**CONSIGNES**
**A)** Résumez en deux phrases l'entretien avec Alexis Michalik et Mélody Mourey.
**B)** Poursuivez l'entretien avec Alexis Michalik et Mélody Mourey à la suite de sa dernière phrase.

ALEXIS MICHALIK ET MÉLODY MOUREY- Invitation au voyage aux Béliers Parisiens
« La Course des géants » (seconde et nouvelle création de Mélody Mourey) et « Le Porteur d’histoire » (d’Alexis Michalik, 2 Molières en 2014) sont à l’affiche des Béliers Parisiens. Autour d’un thé, les deux auteurs ont raconté les origines de ces deux créations, leurs méthodes de travail et leurs points communs…
Racontez-nous la genèse de ces deux pièces.
Mélody : Pour cette seconde pièce (après Les Crapauds fous, ndlr), je souhaitais travailler sur le thème des sacrifices liés à la réalisation d’un rêve, et des rencontres qui changent le cours d’une vie. Parmi les nombreuses pistes : la conquête spatiale. Face à l’enthousiasme de mon producteur David Roussel, j’ai décidé de raconter une histoire inspirée de la vie de Ken Mattingly, astronaute qui aurait dû embarquer sur la mission Apollo 13, mais n’est pas parti.
Alexis : Le Porteur d’histoire est arrivé après une série de projets de pièces classiques revisitées. C’est en marge d’un tournage dans lesVosges que l’idée m’est venue. En me baladant dans le cimetière d’un petit village, je me demandais ce que pouvaient receler ces vieilles tombes. Peutêtre des carnets, un trésor ? Le projet de ma première pièce écrite se dessinait !
Quelles différences entre cette création et celle qui l’a précédée ?
M : J’ai consacré davantage de temps à l’écriture cette fois-ci, et j’ai été plus exigeante : la version définitive du texte a été rendue la veille de la première ! Je me suis également permise davantage d’éléments : de la vidéo, une orchestration, etc.
A : Comme Mélody, j’avais choisi une création plus visuelle pour mon deuxième projet, me disant“cette fois-ci, il m’en faut plus !”.
Une fois au plateau, avez-vous modifié vos textes ?

Données enregistrées:

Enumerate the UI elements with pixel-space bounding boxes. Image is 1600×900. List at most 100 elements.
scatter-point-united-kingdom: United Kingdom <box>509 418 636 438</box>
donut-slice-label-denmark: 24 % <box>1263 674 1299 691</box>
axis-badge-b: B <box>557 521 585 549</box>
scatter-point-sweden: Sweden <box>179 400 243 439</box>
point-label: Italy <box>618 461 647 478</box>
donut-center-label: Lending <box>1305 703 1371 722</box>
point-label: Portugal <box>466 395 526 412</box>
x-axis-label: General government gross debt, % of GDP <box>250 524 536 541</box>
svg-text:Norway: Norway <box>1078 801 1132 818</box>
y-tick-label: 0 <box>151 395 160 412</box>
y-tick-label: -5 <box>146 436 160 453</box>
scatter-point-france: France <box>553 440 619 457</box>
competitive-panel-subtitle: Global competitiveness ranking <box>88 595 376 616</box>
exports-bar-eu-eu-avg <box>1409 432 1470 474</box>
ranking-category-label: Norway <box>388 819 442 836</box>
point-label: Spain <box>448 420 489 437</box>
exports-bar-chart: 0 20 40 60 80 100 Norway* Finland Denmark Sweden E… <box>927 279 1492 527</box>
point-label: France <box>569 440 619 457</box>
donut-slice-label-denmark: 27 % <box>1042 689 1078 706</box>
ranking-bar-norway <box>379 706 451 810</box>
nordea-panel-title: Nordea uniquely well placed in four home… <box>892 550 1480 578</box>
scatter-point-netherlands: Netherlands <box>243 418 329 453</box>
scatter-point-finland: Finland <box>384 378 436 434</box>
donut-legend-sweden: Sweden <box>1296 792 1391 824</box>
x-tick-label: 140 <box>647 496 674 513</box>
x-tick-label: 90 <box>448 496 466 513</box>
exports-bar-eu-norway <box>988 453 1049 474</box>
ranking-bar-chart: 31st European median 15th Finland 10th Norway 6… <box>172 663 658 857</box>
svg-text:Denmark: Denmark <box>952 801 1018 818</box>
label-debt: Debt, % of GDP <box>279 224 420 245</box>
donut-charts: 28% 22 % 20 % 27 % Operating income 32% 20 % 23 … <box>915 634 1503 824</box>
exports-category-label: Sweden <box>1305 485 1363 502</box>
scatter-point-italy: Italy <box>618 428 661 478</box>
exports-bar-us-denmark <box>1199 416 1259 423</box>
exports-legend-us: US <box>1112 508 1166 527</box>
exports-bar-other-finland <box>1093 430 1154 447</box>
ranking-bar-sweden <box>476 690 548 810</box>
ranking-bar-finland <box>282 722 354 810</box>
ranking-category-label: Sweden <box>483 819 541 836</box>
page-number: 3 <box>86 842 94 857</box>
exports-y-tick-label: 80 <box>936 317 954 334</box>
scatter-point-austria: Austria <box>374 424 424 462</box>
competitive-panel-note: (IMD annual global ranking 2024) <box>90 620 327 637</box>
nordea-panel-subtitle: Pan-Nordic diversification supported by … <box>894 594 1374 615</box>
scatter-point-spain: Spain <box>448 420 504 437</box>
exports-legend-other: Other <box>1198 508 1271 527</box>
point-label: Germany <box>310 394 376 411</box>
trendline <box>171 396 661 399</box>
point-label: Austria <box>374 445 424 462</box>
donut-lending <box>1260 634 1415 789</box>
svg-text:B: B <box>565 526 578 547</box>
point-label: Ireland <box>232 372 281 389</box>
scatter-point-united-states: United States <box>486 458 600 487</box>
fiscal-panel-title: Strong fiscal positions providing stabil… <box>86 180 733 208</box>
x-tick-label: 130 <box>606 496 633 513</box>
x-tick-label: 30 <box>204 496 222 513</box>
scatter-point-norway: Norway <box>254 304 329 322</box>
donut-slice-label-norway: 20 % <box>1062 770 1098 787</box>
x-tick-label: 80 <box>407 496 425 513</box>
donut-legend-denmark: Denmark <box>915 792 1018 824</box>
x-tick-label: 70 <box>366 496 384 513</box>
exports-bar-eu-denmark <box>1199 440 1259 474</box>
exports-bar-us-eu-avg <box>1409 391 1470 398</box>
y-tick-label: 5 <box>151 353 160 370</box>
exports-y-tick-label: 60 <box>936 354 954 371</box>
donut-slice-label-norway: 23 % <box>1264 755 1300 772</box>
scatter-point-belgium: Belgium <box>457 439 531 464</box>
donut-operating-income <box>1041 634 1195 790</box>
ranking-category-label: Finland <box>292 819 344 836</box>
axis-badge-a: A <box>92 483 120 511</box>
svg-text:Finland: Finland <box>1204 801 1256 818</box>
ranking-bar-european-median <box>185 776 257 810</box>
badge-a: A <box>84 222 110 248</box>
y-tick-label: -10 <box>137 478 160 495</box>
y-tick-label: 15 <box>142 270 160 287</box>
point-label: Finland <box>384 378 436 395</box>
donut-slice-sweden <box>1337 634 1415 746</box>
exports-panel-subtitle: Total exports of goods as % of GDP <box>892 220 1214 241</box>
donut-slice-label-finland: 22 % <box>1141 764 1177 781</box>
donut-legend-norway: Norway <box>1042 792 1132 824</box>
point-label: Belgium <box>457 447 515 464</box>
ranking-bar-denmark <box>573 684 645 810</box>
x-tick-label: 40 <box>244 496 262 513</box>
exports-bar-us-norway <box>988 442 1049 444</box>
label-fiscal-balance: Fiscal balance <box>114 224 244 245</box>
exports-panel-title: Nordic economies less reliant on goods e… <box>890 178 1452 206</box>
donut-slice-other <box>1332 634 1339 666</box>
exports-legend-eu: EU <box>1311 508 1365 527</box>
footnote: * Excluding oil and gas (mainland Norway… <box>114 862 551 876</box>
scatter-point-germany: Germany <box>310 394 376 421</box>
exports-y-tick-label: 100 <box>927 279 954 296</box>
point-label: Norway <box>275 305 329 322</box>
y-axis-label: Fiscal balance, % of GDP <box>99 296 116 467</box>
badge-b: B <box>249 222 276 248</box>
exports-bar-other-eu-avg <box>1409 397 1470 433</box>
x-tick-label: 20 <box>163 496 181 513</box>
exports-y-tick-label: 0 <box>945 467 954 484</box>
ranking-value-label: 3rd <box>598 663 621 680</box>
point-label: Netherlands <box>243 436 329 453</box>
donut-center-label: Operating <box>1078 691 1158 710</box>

**CORRIGÉ**
**A)** Mélody Mourey et Alexis Michalik, dont les pièces « La Course des géants » et « Le Porteur d'histoire » sont à l'affiche des Béliers Parisiens, racontent la genèse de ces créations : l'une s'inspire de la vie de l'astronaute Ken Mattingly, l'autre est née d'une promenade dans le cimetière d'un petit village des Vosges. Tous deux disent avoir voulu une création plus visuelle pour leur deuxième projet, et Mélody Mourey ajoute qu'elle a consacré davantage de temps à l'écriture.

**B)**
M : Oui, le texte a beaucoup évolué au plateau. L’ordre des scènes a changé et un personnage initialement présent dans une seule scène est passé à quatre scènes. C’est en effet au plateau que j’ai réalisé qu’il incarnait le meilleur adversaire de mon héros.
A : Mes textes bougent habituellement en répétition, c’est aussi le grand privilège d’être auteur et metteur en scène.Toute la première partie contemporaine du Porteur d’histoire est d’ailleurs tirée d’improvisations. L’écriture plateau permet à des accidents heureux d’émerger, c’est une méthode très stimulante.
À la fois dans Le Porteur d’histoire et La Course des géants, comment rendre compte des nombreux changements d’époque et/ou de lieu ?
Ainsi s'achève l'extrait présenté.